Required work:
Pull out every line below holding the word "ОКРАШИВАНИЕ".

Records shown:

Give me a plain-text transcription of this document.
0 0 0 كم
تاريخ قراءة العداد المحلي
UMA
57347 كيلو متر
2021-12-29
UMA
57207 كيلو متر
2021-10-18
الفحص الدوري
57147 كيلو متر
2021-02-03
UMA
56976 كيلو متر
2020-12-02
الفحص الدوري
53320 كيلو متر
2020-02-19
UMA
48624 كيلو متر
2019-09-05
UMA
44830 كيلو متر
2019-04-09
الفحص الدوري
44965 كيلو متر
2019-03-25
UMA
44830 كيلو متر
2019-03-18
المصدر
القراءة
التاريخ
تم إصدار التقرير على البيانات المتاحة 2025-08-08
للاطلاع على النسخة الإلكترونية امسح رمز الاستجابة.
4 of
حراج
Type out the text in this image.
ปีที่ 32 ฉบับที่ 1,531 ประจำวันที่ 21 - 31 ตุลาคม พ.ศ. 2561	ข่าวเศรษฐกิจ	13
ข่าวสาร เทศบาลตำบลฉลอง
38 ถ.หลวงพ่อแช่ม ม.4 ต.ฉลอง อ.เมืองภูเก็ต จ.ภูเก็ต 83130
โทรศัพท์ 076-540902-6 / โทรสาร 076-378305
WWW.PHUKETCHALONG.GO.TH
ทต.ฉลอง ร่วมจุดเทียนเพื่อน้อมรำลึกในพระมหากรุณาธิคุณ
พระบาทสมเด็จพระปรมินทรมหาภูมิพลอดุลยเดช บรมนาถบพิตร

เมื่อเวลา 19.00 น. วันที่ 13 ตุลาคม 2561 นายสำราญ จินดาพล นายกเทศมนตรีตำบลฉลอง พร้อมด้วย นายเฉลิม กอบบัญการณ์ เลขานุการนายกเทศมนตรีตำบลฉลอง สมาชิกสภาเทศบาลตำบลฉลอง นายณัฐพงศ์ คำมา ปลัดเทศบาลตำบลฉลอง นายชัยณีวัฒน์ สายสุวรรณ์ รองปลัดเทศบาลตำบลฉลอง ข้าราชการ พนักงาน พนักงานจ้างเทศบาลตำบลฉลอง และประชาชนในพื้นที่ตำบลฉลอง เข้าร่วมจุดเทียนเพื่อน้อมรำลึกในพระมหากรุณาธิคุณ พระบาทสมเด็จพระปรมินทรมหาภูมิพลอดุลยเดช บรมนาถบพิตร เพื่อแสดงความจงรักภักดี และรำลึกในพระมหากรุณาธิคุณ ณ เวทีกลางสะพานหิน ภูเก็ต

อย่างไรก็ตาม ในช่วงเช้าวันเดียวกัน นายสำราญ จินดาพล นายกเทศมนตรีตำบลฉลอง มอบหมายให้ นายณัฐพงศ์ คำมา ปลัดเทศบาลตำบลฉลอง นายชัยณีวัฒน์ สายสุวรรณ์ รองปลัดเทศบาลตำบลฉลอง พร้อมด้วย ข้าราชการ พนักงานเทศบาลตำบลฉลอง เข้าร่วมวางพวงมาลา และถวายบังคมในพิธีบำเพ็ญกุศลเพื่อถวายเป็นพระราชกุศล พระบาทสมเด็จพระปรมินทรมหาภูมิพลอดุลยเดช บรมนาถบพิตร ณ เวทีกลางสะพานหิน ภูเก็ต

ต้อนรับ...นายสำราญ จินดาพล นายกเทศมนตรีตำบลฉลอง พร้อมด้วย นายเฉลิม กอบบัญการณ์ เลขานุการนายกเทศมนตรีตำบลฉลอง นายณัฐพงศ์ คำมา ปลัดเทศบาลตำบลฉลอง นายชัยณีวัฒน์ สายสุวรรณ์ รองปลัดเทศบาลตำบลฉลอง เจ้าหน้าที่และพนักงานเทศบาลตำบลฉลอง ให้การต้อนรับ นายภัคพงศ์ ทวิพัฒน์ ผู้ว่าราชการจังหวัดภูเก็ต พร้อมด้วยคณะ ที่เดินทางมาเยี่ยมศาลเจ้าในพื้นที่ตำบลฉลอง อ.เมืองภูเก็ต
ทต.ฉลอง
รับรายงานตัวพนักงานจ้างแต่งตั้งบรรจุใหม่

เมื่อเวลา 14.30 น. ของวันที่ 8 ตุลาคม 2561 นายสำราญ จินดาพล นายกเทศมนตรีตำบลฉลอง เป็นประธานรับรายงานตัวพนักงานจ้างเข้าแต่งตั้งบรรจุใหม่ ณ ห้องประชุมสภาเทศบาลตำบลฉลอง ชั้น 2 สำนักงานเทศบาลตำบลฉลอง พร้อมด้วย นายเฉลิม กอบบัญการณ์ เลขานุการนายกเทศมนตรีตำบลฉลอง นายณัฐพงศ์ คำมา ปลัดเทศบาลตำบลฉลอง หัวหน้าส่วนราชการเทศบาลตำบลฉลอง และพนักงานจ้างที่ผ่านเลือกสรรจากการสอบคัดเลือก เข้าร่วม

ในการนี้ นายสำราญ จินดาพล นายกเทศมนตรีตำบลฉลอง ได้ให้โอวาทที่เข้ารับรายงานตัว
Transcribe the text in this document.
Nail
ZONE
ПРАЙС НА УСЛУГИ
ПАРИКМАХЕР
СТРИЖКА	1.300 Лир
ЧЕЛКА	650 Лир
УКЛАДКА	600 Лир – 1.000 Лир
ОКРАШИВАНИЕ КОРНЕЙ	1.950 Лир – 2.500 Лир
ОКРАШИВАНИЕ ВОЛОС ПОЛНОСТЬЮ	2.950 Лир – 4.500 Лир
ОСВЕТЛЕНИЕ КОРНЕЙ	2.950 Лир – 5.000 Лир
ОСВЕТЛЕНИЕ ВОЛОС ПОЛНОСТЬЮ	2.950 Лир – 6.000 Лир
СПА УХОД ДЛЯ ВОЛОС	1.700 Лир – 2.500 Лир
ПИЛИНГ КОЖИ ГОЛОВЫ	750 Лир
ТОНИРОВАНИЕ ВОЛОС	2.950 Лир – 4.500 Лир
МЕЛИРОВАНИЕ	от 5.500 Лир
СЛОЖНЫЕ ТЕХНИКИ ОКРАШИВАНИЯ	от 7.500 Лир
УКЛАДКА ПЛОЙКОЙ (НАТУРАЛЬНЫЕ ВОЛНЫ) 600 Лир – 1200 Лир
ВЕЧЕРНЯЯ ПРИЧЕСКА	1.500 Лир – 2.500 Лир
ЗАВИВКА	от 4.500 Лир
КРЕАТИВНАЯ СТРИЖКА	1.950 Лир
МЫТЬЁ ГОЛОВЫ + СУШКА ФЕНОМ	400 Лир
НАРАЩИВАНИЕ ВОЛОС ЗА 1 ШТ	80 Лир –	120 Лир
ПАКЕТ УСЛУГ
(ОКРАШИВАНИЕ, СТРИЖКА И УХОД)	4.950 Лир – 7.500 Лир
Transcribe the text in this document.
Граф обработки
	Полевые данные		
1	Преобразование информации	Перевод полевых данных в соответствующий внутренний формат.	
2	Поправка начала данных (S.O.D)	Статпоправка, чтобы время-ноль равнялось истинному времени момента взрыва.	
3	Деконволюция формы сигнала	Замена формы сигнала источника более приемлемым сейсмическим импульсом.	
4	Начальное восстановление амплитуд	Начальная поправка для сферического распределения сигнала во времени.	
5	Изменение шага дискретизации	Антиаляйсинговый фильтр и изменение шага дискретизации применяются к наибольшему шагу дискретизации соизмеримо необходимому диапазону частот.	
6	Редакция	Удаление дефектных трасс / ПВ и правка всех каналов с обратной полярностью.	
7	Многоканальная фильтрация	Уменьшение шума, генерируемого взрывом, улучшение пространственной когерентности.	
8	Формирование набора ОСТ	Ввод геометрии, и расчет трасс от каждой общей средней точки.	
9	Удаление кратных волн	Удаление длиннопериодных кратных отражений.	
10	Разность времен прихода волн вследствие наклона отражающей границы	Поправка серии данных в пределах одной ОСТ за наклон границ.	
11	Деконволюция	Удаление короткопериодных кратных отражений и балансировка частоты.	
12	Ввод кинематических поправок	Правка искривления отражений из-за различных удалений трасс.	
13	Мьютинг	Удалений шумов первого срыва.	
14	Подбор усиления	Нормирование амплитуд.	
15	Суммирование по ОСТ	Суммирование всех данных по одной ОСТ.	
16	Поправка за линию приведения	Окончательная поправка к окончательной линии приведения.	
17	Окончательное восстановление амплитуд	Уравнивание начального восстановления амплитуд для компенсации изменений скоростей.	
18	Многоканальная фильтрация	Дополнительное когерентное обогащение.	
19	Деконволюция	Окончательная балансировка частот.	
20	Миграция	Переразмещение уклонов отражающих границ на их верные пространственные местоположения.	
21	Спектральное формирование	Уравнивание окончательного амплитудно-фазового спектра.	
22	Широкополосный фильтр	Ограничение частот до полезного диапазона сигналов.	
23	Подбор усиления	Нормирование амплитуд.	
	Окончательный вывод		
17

Task output:
ОКРАШИВАНИЕ КОРНЕЙ	1.950 Лир – 2.500 Лир
ОКРАШИВАНИЕ ВОЛОС ПОЛНОСТЬЮ	2.950 Лир – 4.500 Лир
(ОКРАШИВАНИЕ, СТРИЖКА И УХОД)	4.950 Лир – 7.500 Лир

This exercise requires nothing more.